Figure dataset records
§

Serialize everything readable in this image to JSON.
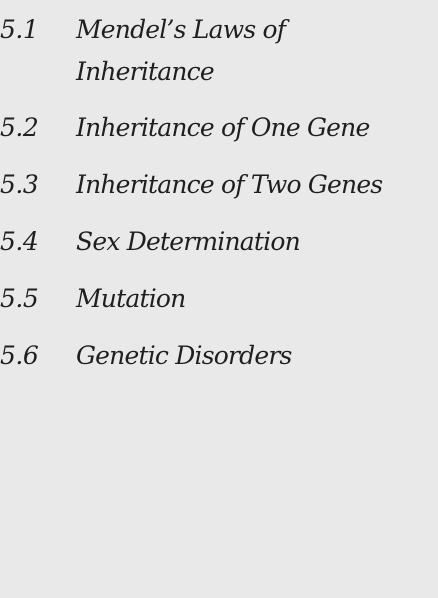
{
  "contents": {
    "items": [
      {
        "number": "5.1",
        "title": "Mendel’s Laws of Inheritance"
      },
      {
        "number": "5.2",
        "title": "Inheritance of One Gene"
      },
      {
        "number": "5.3",
        "title": "Inheritance of Two Genes"
      },
      {
        "number": "5.4",
        "title": "Sex Determination"
      },
      {
        "number": "5.5",
        "title": "Mutation"
      },
      {
        "number": "5.6",
        "title": "Genetic Disorders"
      }
    ]
  }
}
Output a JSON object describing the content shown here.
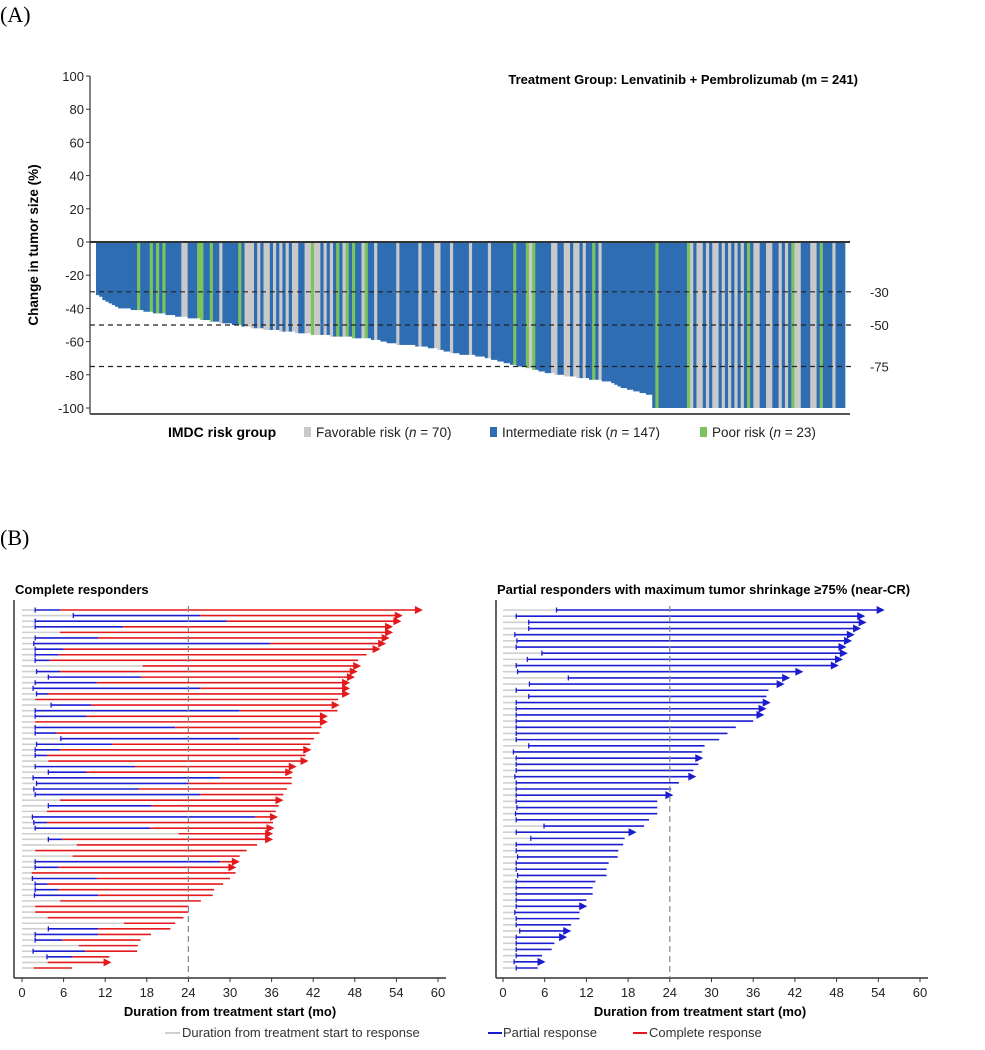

§

The records above must be echoed exactly, minus their pictures.

Serialize everything readable in this image to JSON.
{
  "contents": {
    "items": [
      {
        "number": "5.1",
        "title": "Mendel’s Laws of Inheritance"
      },
      {
        "number": "5.2",
        "title": "Inheritance of One Gene"
      },
      {
        "number": "5.3",
        "title": "Inheritance of Two Genes"
      },
      {
        "number": "5.4",
        "title": "Sex Determination"
      },
      {
        "number": "5.5",
        "title": "Mutation"
      },
      {
        "number": "5.6",
        "title": "Genetic Disorders"
      }
    ]
  }
}
Output a JSON object describing the content shown here.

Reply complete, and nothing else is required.